→ **Provided records**

┌────────

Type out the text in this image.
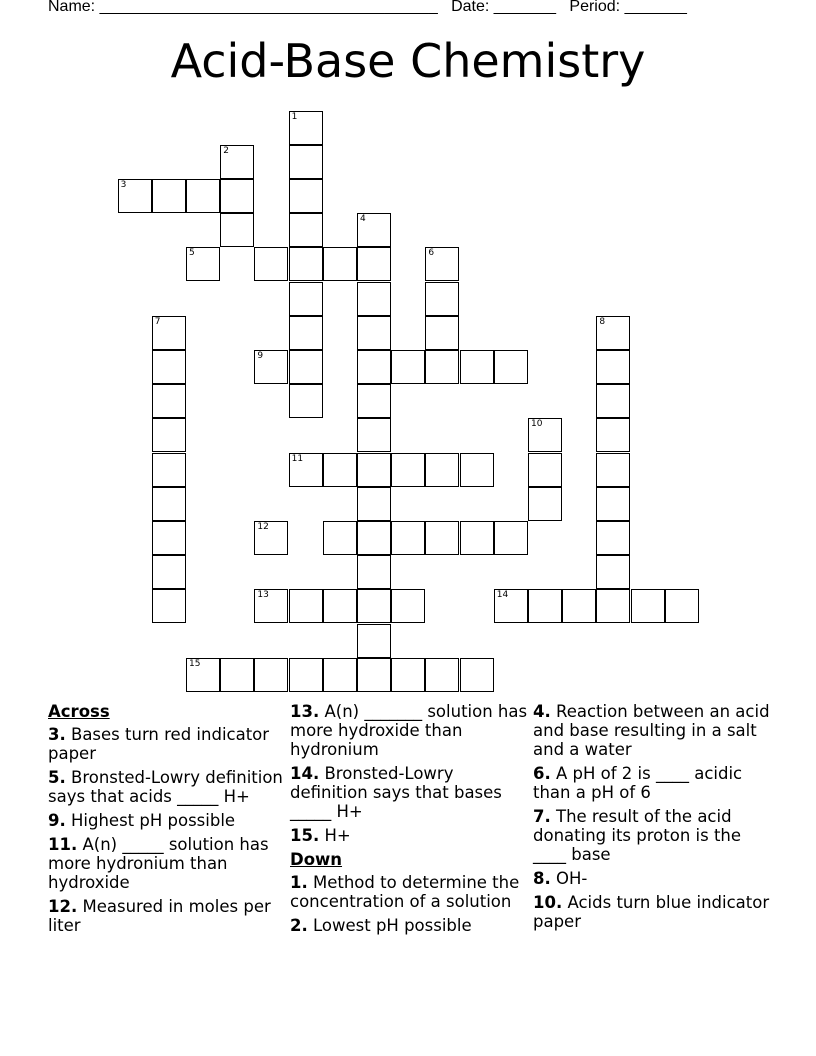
Name: ______________________________________ Date: _______ Period: _______
Acid-Base Chemistry
1
2
3
4
5	6
7	8
9
10
11
12
13	14
15
Across
3. Bases turn red indicator paper
5. Bronsted-Lowry definition says that acids _____ H+
9. Highest pH possible
11. A(n) _____ solution has more hydronium than hydroxide
12. Measured in moles per liter
13. A(n) _______ solution has more hydroxide than hydronium
14. Bronsted-Lowry definition says that bases _____ H+
15. H+
Down
1. Method to determine the concentration of a solution
2. Lowest pH possible
4. Reaction between an acid and base resulting in a salt and a water
6. A pH of 2 is ____ acidic than a pH of 6
7. The result of the acid donating its proton is the ____ base
8. OH-
10. Acids turn blue indicator paper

└────────

→ **Requirement**
Working from the lines above, reproduce the material exactly and exclude its pictures.

→ **Completed exercise**
Type out the text in this image.
Name: ______________________________________ Date: _______ Period: _______
Acid-Base Chemistry
1
2
3
4
5	6
7	8
9
10
11
12
13	14
15
Across
3. Bases turn red indicator paper
5. Bronsted-Lowry definition says that acids _____ H+
9. Highest pH possible
11. A(n) _____ solution has more hydronium than hydroxide
12. Measured in moles per liter
13. A(n) _______ solution has more hydroxide than hydronium
14. Bronsted-Lowry definition says that bases _____ H+
15. H+
Down
1. Method to determine the concentration of a solution
2. Lowest pH possible
4. Reaction between an acid and base resulting in a salt and a water
6. A pH of 2 is ____ acidic than a pH of 6
7. The result of the acid donating its proton is the ____ base
8. OH-
10. Acids turn blue indicator paper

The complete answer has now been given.